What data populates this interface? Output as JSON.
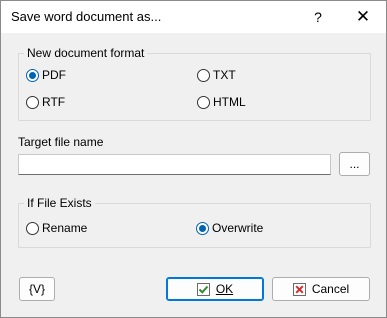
{
  "window": {
    "title": "Save word document as...",
    "help_glyph": "?",
    "close_glyph": "✕"
  },
  "format_group": {
    "label": "New document format",
    "options": [
      {
        "label": "PDF",
        "checked": true
      },
      {
        "label": "TXT",
        "checked": false
      },
      {
        "label": "RTF",
        "checked": false
      },
      {
        "label": "HTML",
        "checked": false
      }
    ]
  },
  "target": {
    "label": "Target file name",
    "value": "",
    "browse_label": "..."
  },
  "exists_group": {
    "label": "If File Exists",
    "options": [
      {
        "label": "Rename",
        "checked": false
      },
      {
        "label": "Overwrite",
        "checked": true
      }
    ]
  },
  "buttons": {
    "variables_label": "{V}",
    "ok_label": "OK",
    "cancel_label": "Cancel"
  },
  "icons": {
    "ok": "green-check-icon",
    "cancel": "red-x-icon"
  },
  "colors": {
    "accent": "#0063b1",
    "ok_icon": "#2e8b2e",
    "cancel_icon": "#d32f2f"
  }
}
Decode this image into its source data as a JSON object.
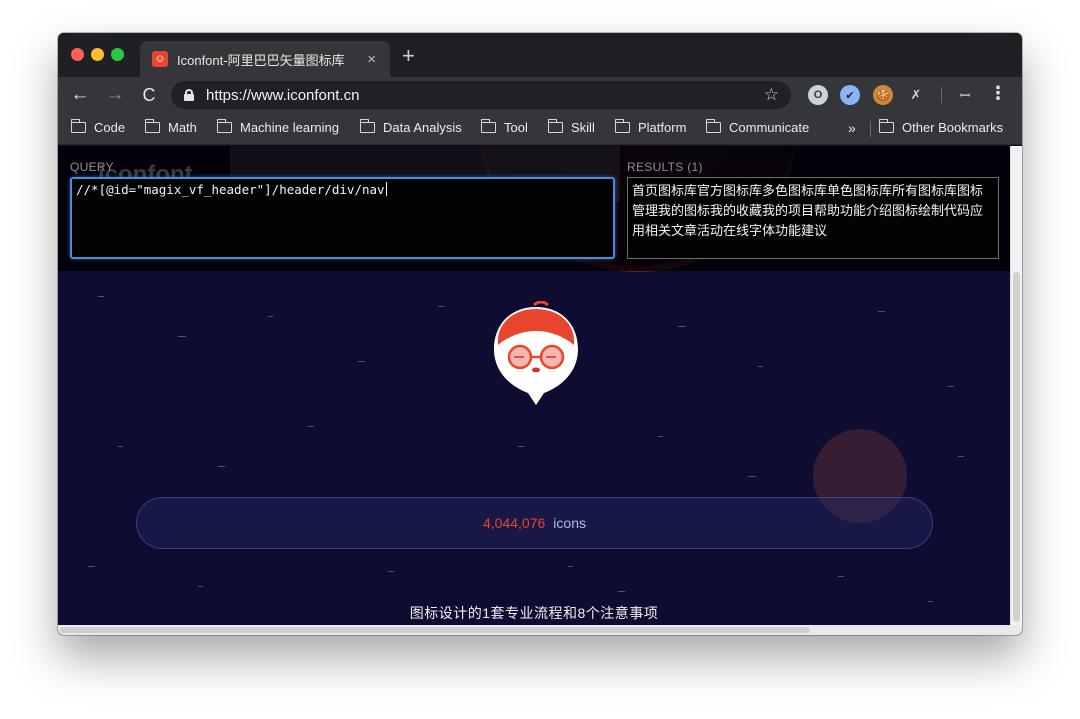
{
  "browser": {
    "tab": {
      "favicon": "iconfont-logo-icon",
      "title": "Iconfont-阿里巴巴矢量图标库",
      "close": "×"
    },
    "new_tab": "+",
    "nav": {
      "back": "←",
      "forward": "→",
      "reload": "C"
    },
    "address": {
      "url": "https://www.iconfont.cn",
      "star": "☆"
    },
    "extensions": [
      "O",
      "✔",
      "🍪",
      "✗",
      "ꟷ"
    ],
    "menu": "⋮"
  },
  "bookmarks": {
    "items": [
      "Code",
      "Math",
      "Machine learning",
      "Data Analysis",
      "Tool",
      "Skill",
      "Platform",
      "Communicate"
    ],
    "more": "»",
    "other": "Other Bookmarks"
  },
  "xpath_helper": {
    "query_label": "QUERY",
    "query_value": "//*[@id=\"magix_vf_header\"]/header/div/nav",
    "results_label": "RESULTS (1)",
    "results_value": "首页图标库官方图标库多色图标库单色图标库所有图标库图标管理我的图标我的收藏我的项目帮助功能介绍图标绘制代码应用相关文章活动在线字体功能建议",
    "faded_logo": "iconfont"
  },
  "hero": {
    "icon_count": "4,044,076",
    "icon_unit": "icons",
    "headline": "图标设计的1套专业流程和8个注意事项"
  },
  "colors": {
    "accent": "#e8452f",
    "page_bg": "#0f0c31",
    "focus_blue": "#4b8bd8"
  }
}
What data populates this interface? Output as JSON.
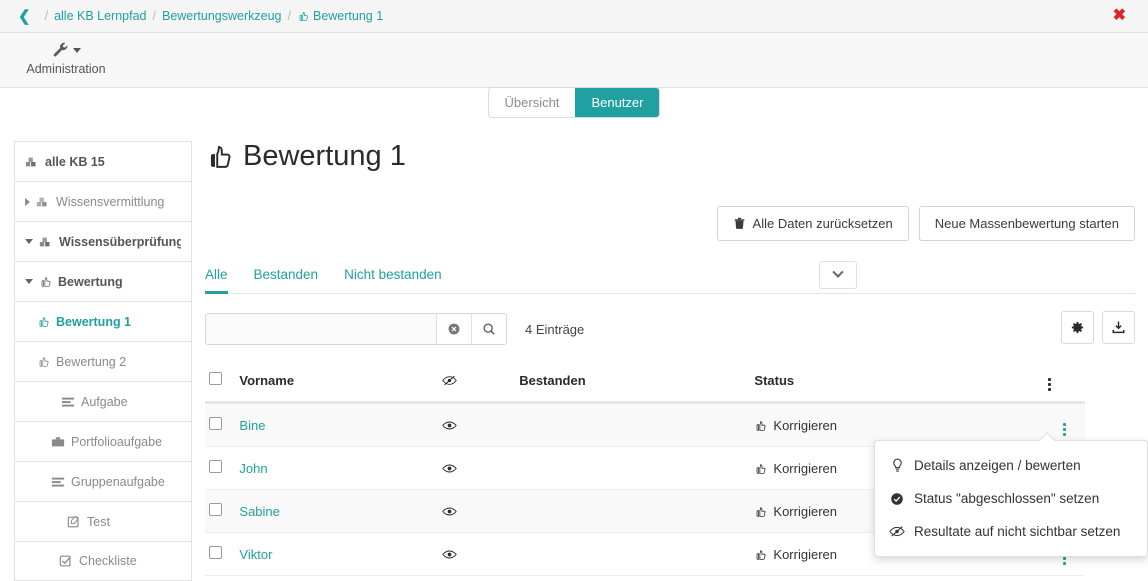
{
  "breadcrumb": {
    "back_icon": "chevron-left-icon",
    "separator": "/",
    "items": [
      {
        "label": "alle KB Lernpfad",
        "icon": ""
      },
      {
        "label": "Bewertungswerkzeug",
        "icon": ""
      },
      {
        "label": "Bewertung 1",
        "icon": "thumbs-up-icon"
      }
    ],
    "close_label": "✖"
  },
  "toolbar": {
    "administration_label": "Administration",
    "administration_icon": "wrench-icon"
  },
  "tabs": [
    {
      "label": "Übersicht",
      "active": false
    },
    {
      "label": "Benutzer",
      "active": true
    }
  ],
  "sidebar": {
    "items": [
      {
        "label": "alle KB 15",
        "icon": "cubes-icon",
        "indent": 0,
        "arrow": "none",
        "style": "root"
      },
      {
        "label": "Wissensvermittlung",
        "icon": "cubes-icon",
        "indent": 0,
        "arrow": "right",
        "style": "normal"
      },
      {
        "label": "Wissensüberprüfung",
        "icon": "cubes-icon",
        "indent": 0,
        "arrow": "down",
        "style": "bold"
      },
      {
        "label": "Bewertung",
        "icon": "thumbs-up-icon",
        "indent": 1,
        "arrow": "down",
        "style": "bold"
      },
      {
        "label": "Bewertung 1",
        "icon": "thumbs-up-icon",
        "indent": 2,
        "arrow": "none",
        "style": "active"
      },
      {
        "label": "Bewertung 2",
        "icon": "thumbs-up-icon",
        "indent": 2,
        "arrow": "none",
        "style": "normal"
      },
      {
        "label": "Aufgabe",
        "icon": "tasks-icon",
        "indent": 1,
        "arrow": "none",
        "style": "normal"
      },
      {
        "label": "Portfolioaufgabe",
        "icon": "briefcase-icon",
        "indent": 1,
        "arrow": "none",
        "style": "normal"
      },
      {
        "label": "Gruppenaufgabe",
        "icon": "tasks-icon",
        "indent": 1,
        "arrow": "none",
        "style": "normal"
      },
      {
        "label": "Test",
        "icon": "edit-icon",
        "indent": 1,
        "arrow": "none",
        "style": "normal"
      },
      {
        "label": "Checkliste",
        "icon": "check-square-icon",
        "indent": 1,
        "arrow": "none",
        "style": "normal"
      }
    ]
  },
  "main": {
    "title": "Bewertung 1",
    "title_icon": "thumbs-up-icon",
    "actions": [
      {
        "label": "Alle Daten zurücksetzen",
        "icon": "trash-icon"
      },
      {
        "label": "Neue Massenbewertung starten",
        "icon": ""
      }
    ],
    "filter_tabs": [
      {
        "label": "Alle",
        "active": true
      },
      {
        "label": "Bestanden",
        "active": false
      },
      {
        "label": "Nicht bestanden",
        "active": false
      }
    ],
    "search": {
      "value": "",
      "placeholder": ""
    },
    "clear_icon": "times-circle-icon",
    "search_icon": "search-icon",
    "entries_count": "4 Einträge",
    "tool_buttons": [
      {
        "icon": "gear-icon"
      },
      {
        "icon": "download-icon"
      }
    ],
    "table": {
      "columns": [
        {
          "label": "",
          "kind": "checkbox"
        },
        {
          "label": "Vorname",
          "kind": "text"
        },
        {
          "label": "",
          "kind": "eye-slash"
        },
        {
          "label": "Bestanden",
          "kind": "text"
        },
        {
          "label": "Status",
          "kind": "text"
        },
        {
          "label": "",
          "kind": "menu"
        }
      ],
      "rows": [
        {
          "name": "Bine",
          "eye": "eye-icon",
          "bestanden": "",
          "status": "Korrigieren",
          "status_icon": "thumbs-up-icon"
        },
        {
          "name": "John",
          "eye": "eye-icon",
          "bestanden": "",
          "status": "Korrigieren",
          "status_icon": "thumbs-up-icon"
        },
        {
          "name": "Sabine",
          "eye": "eye-icon",
          "bestanden": "",
          "status": "Korrigieren",
          "status_icon": "thumbs-up-icon"
        },
        {
          "name": "Viktor",
          "eye": "eye-icon",
          "bestanden": "",
          "status": "Korrigieren",
          "status_icon": "thumbs-up-icon"
        }
      ]
    },
    "dropdown": {
      "items": [
        {
          "label": "Details anzeigen / bewerten",
          "icon": "lightbulb-icon"
        },
        {
          "label": "Status \"abgeschlossen\" setzen",
          "icon": "check-circle-icon"
        },
        {
          "label": "Resultate auf nicht sichtbar setzen",
          "icon": "eye-slash-icon"
        }
      ]
    }
  },
  "colors": {
    "accent": "#20a0a0",
    "close_red": "#d9232d",
    "text": "#333333",
    "muted": "#8a8a8a"
  }
}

■ **To do**
Take the listing above and print it exactly, apart from the pictures.

■ **Response to this exercise**
What data populates this interface? Output as JSON.
{
  "window": {
    "title": "Save word document as...",
    "help_glyph": "?",
    "close_glyph": "✕"
  },
  "format_group": {
    "label": "New document format",
    "options": [
      {
        "label": "PDF",
        "checked": true
      },
      {
        "label": "TXT",
        "checked": false
      },
      {
        "label": "RTF",
        "checked": false
      },
      {
        "label": "HTML",
        "checked": false
      }
    ]
  },
  "target": {
    "label": "Target file name",
    "value": "",
    "browse_label": "..."
  },
  "exists_group": {
    "label": "If File Exists",
    "options": [
      {
        "label": "Rename",
        "checked": false
      },
      {
        "label": "Overwrite",
        "checked": true
      }
    ]
  },
  "buttons": {
    "variables_label": "{V}",
    "ok_label": "OK",
    "cancel_label": "Cancel"
  },
  "icons": {
    "ok": "green-check-icon",
    "cancel": "red-x-icon"
  },
  "colors": {
    "accent": "#0063b1",
    "ok_icon": "#2e8b2e",
    "cancel_icon": "#d32f2f"
  }
}
Decode this image into its source data as a JSON object.
{
  "browser": {
    "tab": {
      "favicon": "iconfont-logo-icon",
      "title": "Iconfont-阿里巴巴矢量图标库",
      "close": "×"
    },
    "new_tab": "+",
    "nav": {
      "back": "←",
      "forward": "→",
      "reload": "C"
    },
    "address": {
      "url": "https://www.iconfont.cn",
      "star": "☆"
    },
    "extensions": [
      "O",
      "✔",
      "🍪",
      "✗",
      "ꟷ"
    ],
    "menu": "⋮"
  },
  "bookmarks": {
    "items": [
      "Code",
      "Math",
      "Machine learning",
      "Data Analysis",
      "Tool",
      "Skill",
      "Platform",
      "Communicate"
    ],
    "more": "»",
    "other": "Other Bookmarks"
  },
  "xpath_helper": {
    "query_label": "QUERY",
    "query_value": "//*[@id=\"magix_vf_header\"]/header/div/nav",
    "results_label": "RESULTS (1)",
    "results_value": "首页图标库官方图标库多色图标库单色图标库所有图标库图标管理我的图标我的收藏我的项目帮助功能介绍图标绘制代码应用相关文章活动在线字体功能建议",
    "faded_logo": "iconfont"
  },
  "hero": {
    "icon_count": "4,044,076",
    "icon_unit": "icons",
    "headline": "图标设计的1套专业流程和8个注意事项"
  },
  "colors": {
    "accent": "#e8452f",
    "page_bg": "#0f0c31",
    "focus_blue": "#4b8bd8"
  }
}
What data populates this interface? Output as JSON.
{
  "breadcrumb": {
    "back_icon": "chevron-left-icon",
    "separator": "/",
    "items": [
      {
        "label": "alle KB Lernpfad",
        "icon": ""
      },
      {
        "label": "Bewertungswerkzeug",
        "icon": ""
      },
      {
        "label": "Bewertung 1",
        "icon": "thumbs-up-icon"
      }
    ],
    "close_label": "✖"
  },
  "toolbar": {
    "administration_label": "Administration",
    "administration_icon": "wrench-icon"
  },
  "tabs": [
    {
      "label": "Übersicht",
      "active": false
    },
    {
      "label": "Benutzer",
      "active": true
    }
  ],
  "sidebar": {
    "items": [
      {
        "label": "alle KB 15",
        "icon": "cubes-icon",
        "indent": 0,
        "arrow": "none",
        "style": "root"
      },
      {
        "label": "Wissensvermittlung",
        "icon": "cubes-icon",
        "indent": 0,
        "arrow": "right",
        "style": "normal"
      },
      {
        "label": "Wissensüberprüfung",
        "icon": "cubes-icon",
        "indent": 0,
        "arrow": "down",
        "style": "bold"
      },
      {
        "label": "Bewertung",
        "icon": "thumbs-up-icon",
        "indent": 1,
        "arrow": "down",
        "style": "bold"
      },
      {
        "label": "Bewertung 1",
        "icon": "thumbs-up-icon",
        "indent": 2,
        "arrow": "none",
        "style": "active"
      },
      {
        "label": "Bewertung 2",
        "icon": "thumbs-up-icon",
        "indent": 2,
        "arrow": "none",
        "style": "normal"
      },
      {
        "label": "Aufgabe",
        "icon": "tasks-icon",
        "indent": 1,
        "arrow": "none",
        "style": "normal"
      },
      {
        "label": "Portfolioaufgabe",
        "icon": "briefcase-icon",
        "indent": 1,
        "arrow": "none",
        "style": "normal"
      },
      {
        "label": "Gruppenaufgabe",
        "icon": "tasks-icon",
        "indent": 1,
        "arrow": "none",
        "style": "normal"
      },
      {
        "label": "Test",
        "icon": "edit-icon",
        "indent": 1,
        "arrow": "none",
        "style": "normal"
      },
      {
        "label": "Checkliste",
        "icon": "check-square-icon",
        "indent": 1,
        "arrow": "none",
        "style": "normal"
      }
    ]
  },
  "main": {
    "title": "Bewertung 1",
    "title_icon": "thumbs-up-icon",
    "actions": [
      {
        "label": "Alle Daten zurücksetzen",
        "icon": "trash-icon"
      },
      {
        "label": "Neue Massenbewertung starten",
        "icon": ""
      }
    ],
    "filter_tabs": [
      {
        "label": "Alle",
        "active": true
      },
      {
        "label": "Bestanden",
        "active": false
      },
      {
        "label": "Nicht bestanden",
        "active": false
      }
    ],
    "search": {
      "value": "",
      "placeholder": ""
    },
    "clear_icon": "times-circle-icon",
    "search_icon": "search-icon",
    "entries_count": "4 Einträge",
    "tool_buttons": [
      {
        "icon": "gear-icon"
      },
      {
        "icon": "download-icon"
      }
    ],
    "table": {
      "columns": [
        {
          "label": "",
          "kind": "checkbox"
        },
        {
          "label": "Vorname",
          "kind": "text"
        },
        {
          "label": "",
          "kind": "eye-slash"
        },
        {
          "label": "Bestanden",
          "kind": "text"
        },
        {
          "label": "Status",
          "kind": "text"
        },
        {
          "label": "",
          "kind": "menu"
        }
      ],
      "rows": [
        {
          "name": "Bine",
          "eye": "eye-icon",
          "bestanden": "",
          "status": "Korrigieren",
          "status_icon": "thumbs-up-icon"
        },
        {
          "name": "John",
          "eye": "eye-icon",
          "bestanden": "",
          "status": "Korrigieren",
          "status_icon": "thumbs-up-icon"
        },
        {
          "name": "Sabine",
          "eye": "eye-icon",
          "bestanden": "",
          "status": "Korrigieren",
          "status_icon": "thumbs-up-icon"
        },
        {
          "name": "Viktor",
          "eye": "eye-icon",
          "bestanden": "",
          "status": "Korrigieren",
          "status_icon": "thumbs-up-icon"
        }
      ]
    },
    "dropdown": {
      "items": [
        {
          "label": "Details anzeigen / bewerten",
          "icon": "lightbulb-icon"
        },
        {
          "label": "Status \"abgeschlossen\" setzen",
          "icon": "check-circle-icon"
        },
        {
          "label": "Resultate auf nicht sichtbar setzen",
          "icon": "eye-slash-icon"
        }
      ]
    }
  },
  "colors": {
    "accent": "#20a0a0",
    "close_red": "#d9232d",
    "text": "#333333",
    "muted": "#8a8a8a"
  }
}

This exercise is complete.